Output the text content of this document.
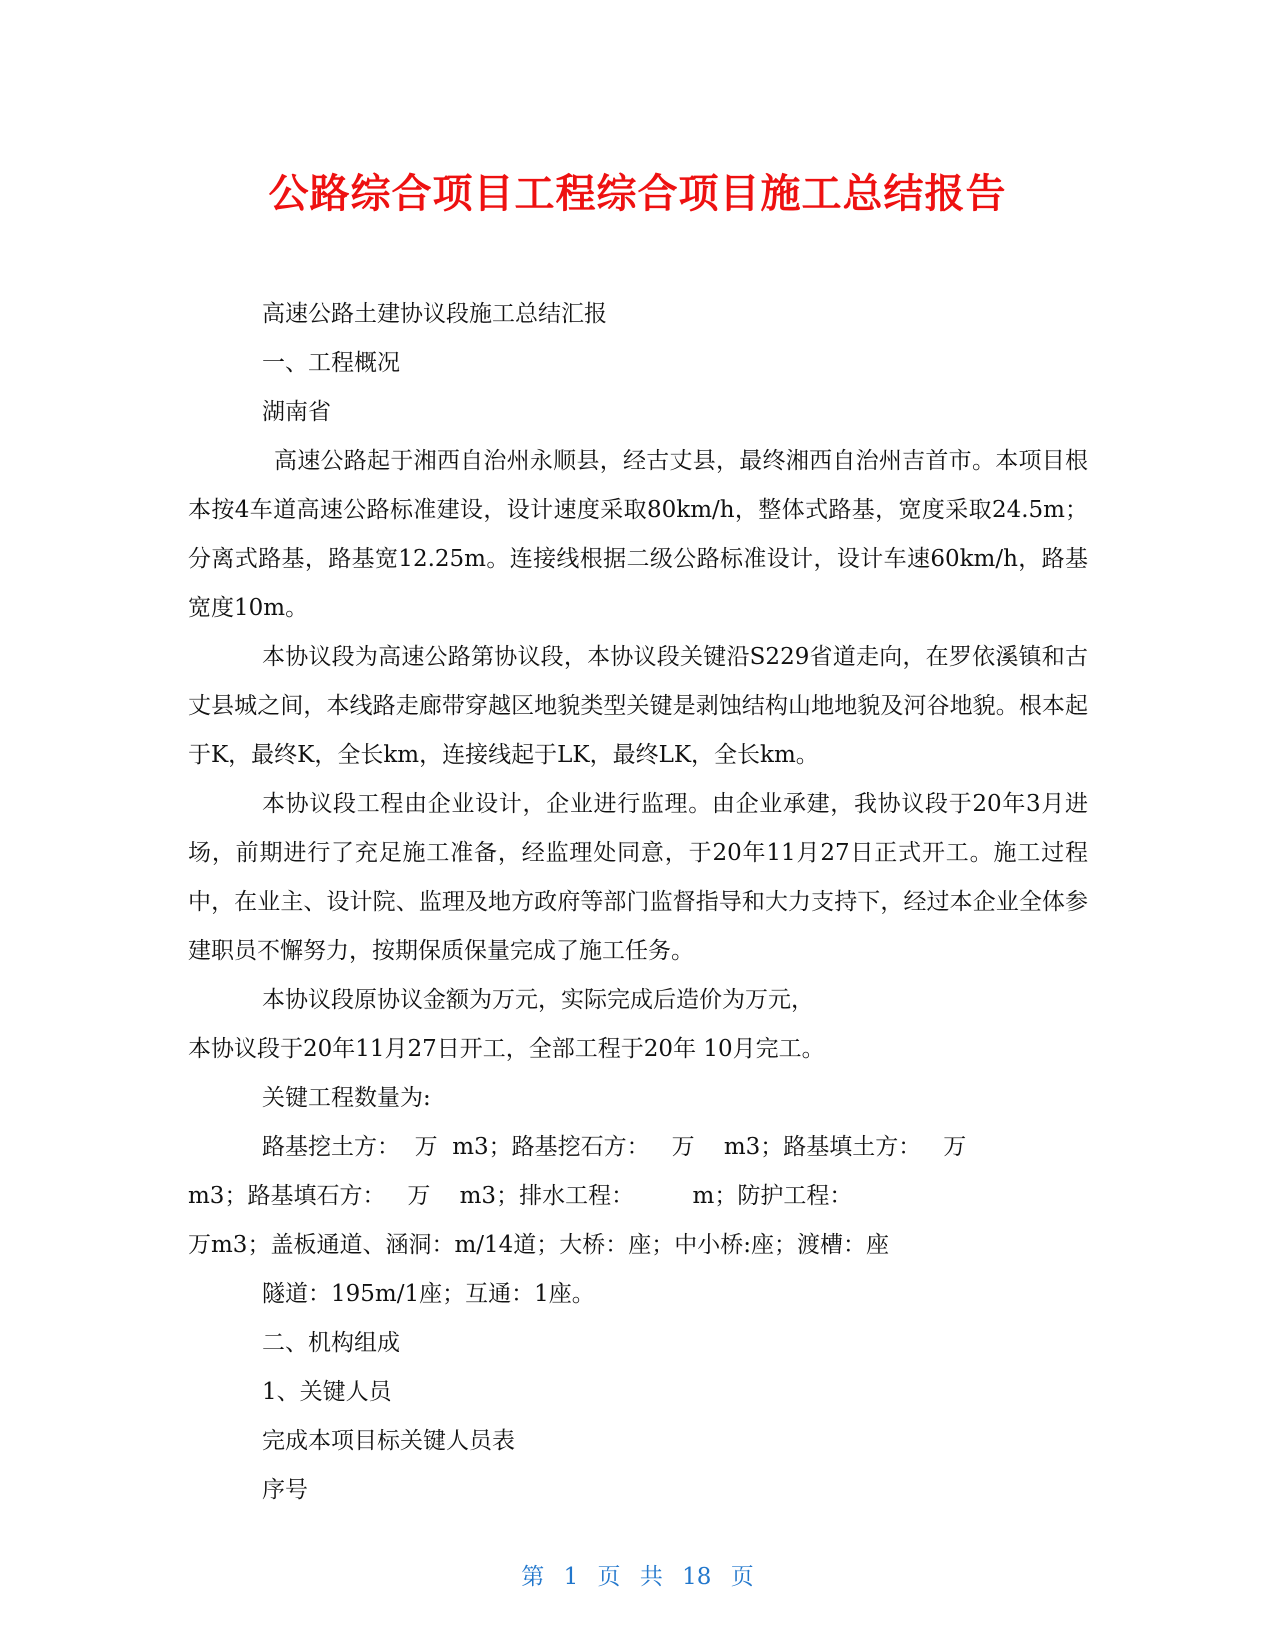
公路综合项目工程综合项目施工总结报告

高速公路土建协议段施工总结汇报

一、工程概况

湖南省

高速公路起于湘西自治州永顺县，经古丈县，最终湘西自治州吉首市。本项目根本按4车道高速公路标准建设，设计速度采取80km/h，整体式路基，宽度采取24.5m；分离式路基，路基宽12.25m。连接线根据二级公路标准设计，设计车速60km/h，路基宽度10m。

本协议段为高速公路第协议段，本协议段关键沿S229省道走向，在罗依溪镇和古丈县城之间，本线路走廊带穿越区地貌类型关键是剥蚀结构山地地貌及河谷地貌。根本起于K，最终K，全长km，连接线起于LK，最终LK，全长km。

本协议段工程由企业设计，企业进行监理。由企业承建，我协议段于20年3月进场，前期进行了充足施工准备，经监理处同意，于20年11月27日正式开工。施工过程中，在业主、设计院、监理及地方政府等部门监督指导和大力支持下，经过本企业全体参建职员不懈努力，按期保质保量完成了施工任务。

本协议段原协议金额为万元，实际完成后造价为万元，

本协议段于20年11月27日开工，全部工程于20年 10月完工。

关键工程数量为:

路基挖土方：  万  m3；路基挖石方：   万    m3；路基填土方：   万

m3；路基填石方：   万    m3；排水工程：        m；防护工程：

万m3；盖板通道、涵洞：m/14道；大桥：座；中小桥:座；渡槽：座

隧道：195m/1座；互通：1座。

二、机构组成

1、关键人员

完成本项目标关键人员表

序号

第 1 页 共 18 页
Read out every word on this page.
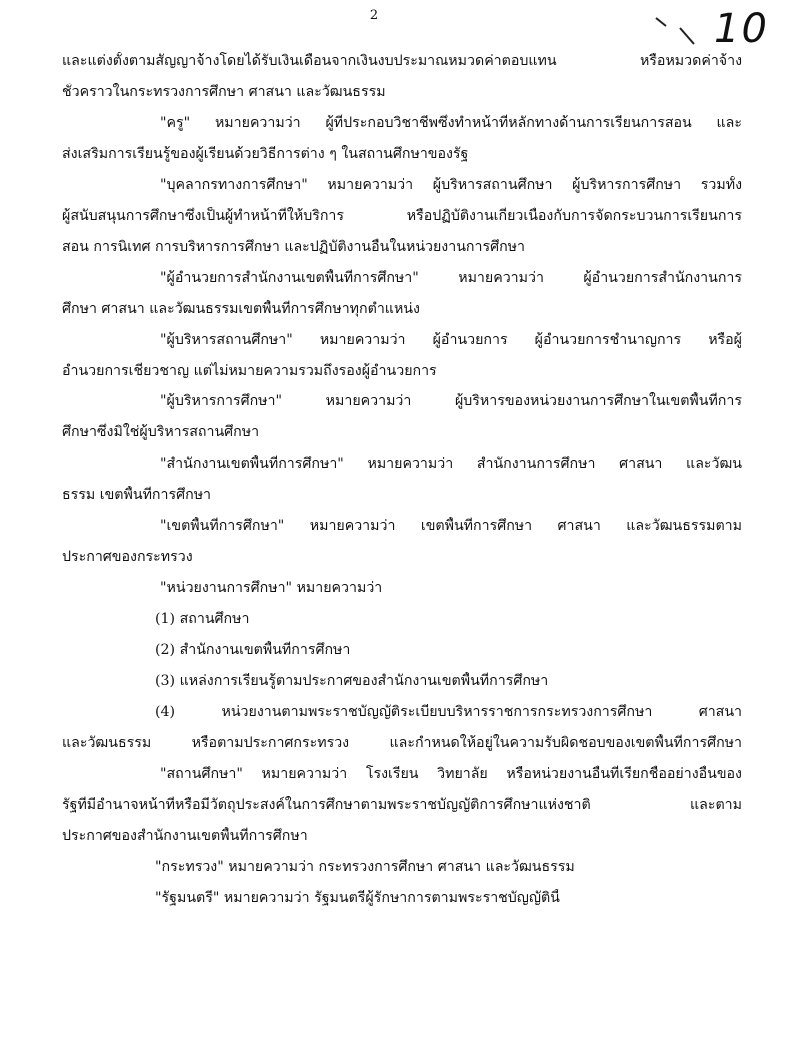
2	10
และแต่งตั้งตามสัญญาจ้างโดยได้รับเงินเดือนจากเงินงบประมาณหมวดค่าตอบแทน หรือหมวดค่าจ้าง
ชั่วคราวในกระทรวงการศึกษา ศาสนา และวัฒนธรรม
"ครู" หมายความว่า ผู้ที่ประกอบวิชาชีพซึ่งทำหน้าที่หลักทางด้านการเรียนการสอน และ
ส่งเสริมการเรียนรู้ของผู้เรียนด้วยวิธีการต่าง ๆ ในสถานศึกษาของรัฐ
"บุคลากรทางการศึกษา" หมายความว่า ผู้บริหารสถานศึกษา ผู้บริหารการศึกษา รวมทั้ง
ผู้สนับสนุนการศึกษาซึ่งเป็นผู้ทำหน้าที่ให้บริการ หรือปฏิบัติงานเกี่ยวเนื่องกับการจัดกระบวนการเรียนการ
สอน การนิเทศ การบริหารการศึกษา และปฏิบัติงานอื่นในหน่วยงานการศึกษา
"ผู้อำนวยการสำนักงานเขตพื้นที่การศึกษา" หมายความว่า ผู้อำนวยการสำนักงานการ
ศึกษา ศาสนา และวัฒนธรรมเขตพื้นที่การศึกษาทุกตำแหน่ง
"ผู้บริหารสถานศึกษา" หมายความว่า ผู้อำนวยการ ผู้อำนวยการชำนาญการ หรือผู้
อำนวยการเชี่ยวชาญ แต่ไม่หมายความรวมถึงรองผู้อำนวยการ
"ผู้บริหารการศึกษา" หมายความว่า ผู้บริหารของหน่วยงานการศึกษาในเขตพื้นที่การ
ศึกษาซึ่งมิใช่ผู้บริหารสถานศึกษา
"สำนักงานเขตพื้นที่การศึกษา" หมายความว่า สำนักงานการศึกษา ศาสนา และวัฒน
ธรรม เขตพื้นที่การศึกษา
"เขตพื้นที่การศึกษา" หมายความว่า เขตพื้นที่การศึกษา ศาสนา และวัฒนธรรมตาม
ประกาศของกระทรวง
"หน่วยงานการศึกษา" หมายความว่า
(1) สถานศึกษา
(2) สำนักงานเขตพื้นที่การศึกษา
(3) แหล่งการเรียนรู้ตามประกาศของสำนักงานเขตพื้นที่การศึกษา
(4) หน่วยงานตามพระราชบัญญัติระเบียบบริหารราชการกระทรวงการศึกษา ศาสนา
และวัฒนธรรม หรือตามประกาศกระทรวง และกำหนดให้อยู่ในความรับผิดชอบของเขตพื้นที่การศึกษา
"สถานศึกษา" หมายความว่า โรงเรียน วิทยาลัย หรือหน่วยงานอื่นที่เรียกชื่ออย่างอื่นของ
รัฐที่มีอำนาจหน้าที่หรือมีวัตถุประสงค์ในการศึกษาตามพระราชบัญญัติการศึกษาแห่งชาติ และตาม
ประกาศของสำนักงานเขตพื้นที่การศึกษา
"กระทรวง" หมายความว่า กระทรวงการศึกษา ศาสนา และวัฒนธรรม
"รัฐมนตรี" หมายความว่า รัฐมนตรีผู้รักษาการตามพระราชบัญญัตินี้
● ● ● ● ● ● ●
[PROBLEM STATEMENT]: Each record above is to be restated exactly, with its pictures removed from the copy.

[SOLUTION TO THE PROBLEM]:
Output the text content of this document.
公路综合项目工程综合项目施工总结报告

高速公路土建协议段施工总结汇报

一、工程概况

湖南省

高速公路起于湘西自治州永顺县，经古丈县，最终湘西自治州吉首市。本项目根本按4车道高速公路标准建设，设计速度采取80km/h，整体式路基，宽度采取24.5m；分离式路基，路基宽12.25m。连接线根据二级公路标准设计，设计车速60km/h，路基宽度10m。

本协议段为高速公路第协议段，本协议段关键沿S229省道走向，在罗依溪镇和古丈县城之间，本线路走廊带穿越区地貌类型关键是剥蚀结构山地地貌及河谷地貌。根本起于K，最终K，全长km，连接线起于LK，最终LK，全长km。

本协议段工程由企业设计，企业进行监理。由企业承建，我协议段于20年3月进场，前期进行了充足施工准备，经监理处同意，于20年11月27日正式开工。施工过程中，在业主、设计院、监理及地方政府等部门监督指导和大力支持下，经过本企业全体参建职员不懈努力，按期保质保量完成了施工任务。

本协议段原协议金额为万元，实际完成后造价为万元，

本协议段于20年11月27日开工，全部工程于20年 10月完工。

关键工程数量为:

路基挖土方：  万  m3；路基挖石方：   万    m3；路基填土方：   万

m3；路基填石方：   万    m3；排水工程：        m；防护工程：

万m3；盖板通道、涵洞：m/14道；大桥：座；中小桥:座；渡槽：座

隧道：195m/1座；互通：1座。

二、机构组成

1、关键人员

完成本项目标关键人员表

序号

第 1 页 共 18 页
Read out every word on this page.
2	10
และแต่งตั้งตามสัญญาจ้างโดยได้รับเงินเดือนจากเงินงบประมาณหมวดค่าตอบแทน หรือหมวดค่าจ้าง
ชั่วคราวในกระทรวงการศึกษา ศาสนา และวัฒนธรรม
"ครู" หมายความว่า ผู้ที่ประกอบวิชาชีพซึ่งทำหน้าที่หลักทางด้านการเรียนการสอน และ
ส่งเสริมการเรียนรู้ของผู้เรียนด้วยวิธีการต่าง ๆ ในสถานศึกษาของรัฐ
"บุคลากรทางการศึกษา" หมายความว่า ผู้บริหารสถานศึกษา ผู้บริหารการศึกษา รวมทั้ง
ผู้สนับสนุนการศึกษาซึ่งเป็นผู้ทำหน้าที่ให้บริการ หรือปฏิบัติงานเกี่ยวเนื่องกับการจัดกระบวนการเรียนการ
สอน การนิเทศ การบริหารการศึกษา และปฏิบัติงานอื่นในหน่วยงานการศึกษา
"ผู้อำนวยการสำนักงานเขตพื้นที่การศึกษา" หมายความว่า ผู้อำนวยการสำนักงานการ
ศึกษา ศาสนา และวัฒนธรรมเขตพื้นที่การศึกษาทุกตำแหน่ง
"ผู้บริหารสถานศึกษา" หมายความว่า ผู้อำนวยการ ผู้อำนวยการชำนาญการ หรือผู้
อำนวยการเชี่ยวชาญ แต่ไม่หมายความรวมถึงรองผู้อำนวยการ
"ผู้บริหารการศึกษา" หมายความว่า ผู้บริหารของหน่วยงานการศึกษาในเขตพื้นที่การ
ศึกษาซึ่งมิใช่ผู้บริหารสถานศึกษา
"สำนักงานเขตพื้นที่การศึกษา" หมายความว่า สำนักงานการศึกษา ศาสนา และวัฒน
ธรรม เขตพื้นที่การศึกษา
"เขตพื้นที่การศึกษา" หมายความว่า เขตพื้นที่การศึกษา ศาสนา และวัฒนธรรมตาม
ประกาศของกระทรวง
"หน่วยงานการศึกษา" หมายความว่า
(1) สถานศึกษา
(2) สำนักงานเขตพื้นที่การศึกษา
(3) แหล่งการเรียนรู้ตามประกาศของสำนักงานเขตพื้นที่การศึกษา
(4) หน่วยงานตามพระราชบัญญัติระเบียบบริหารราชการกระทรวงการศึกษา ศาสนา
และวัฒนธรรม หรือตามประกาศกระทรวง และกำหนดให้อยู่ในความรับผิดชอบของเขตพื้นที่การศึกษา
"สถานศึกษา" หมายความว่า โรงเรียน วิทยาลัย หรือหน่วยงานอื่นที่เรียกชื่ออย่างอื่นของ
รัฐที่มีอำนาจหน้าที่หรือมีวัตถุประสงค์ในการศึกษาตามพระราชบัญญัติการศึกษาแห่งชาติ และตาม
ประกาศของสำนักงานเขตพื้นที่การศึกษา
"กระทรวง" หมายความว่า กระทรวงการศึกษา ศาสนา และวัฒนธรรม
"รัฐมนตรี" หมายความว่า รัฐมนตรีผู้รักษาการตามพระราชบัญญัตินี้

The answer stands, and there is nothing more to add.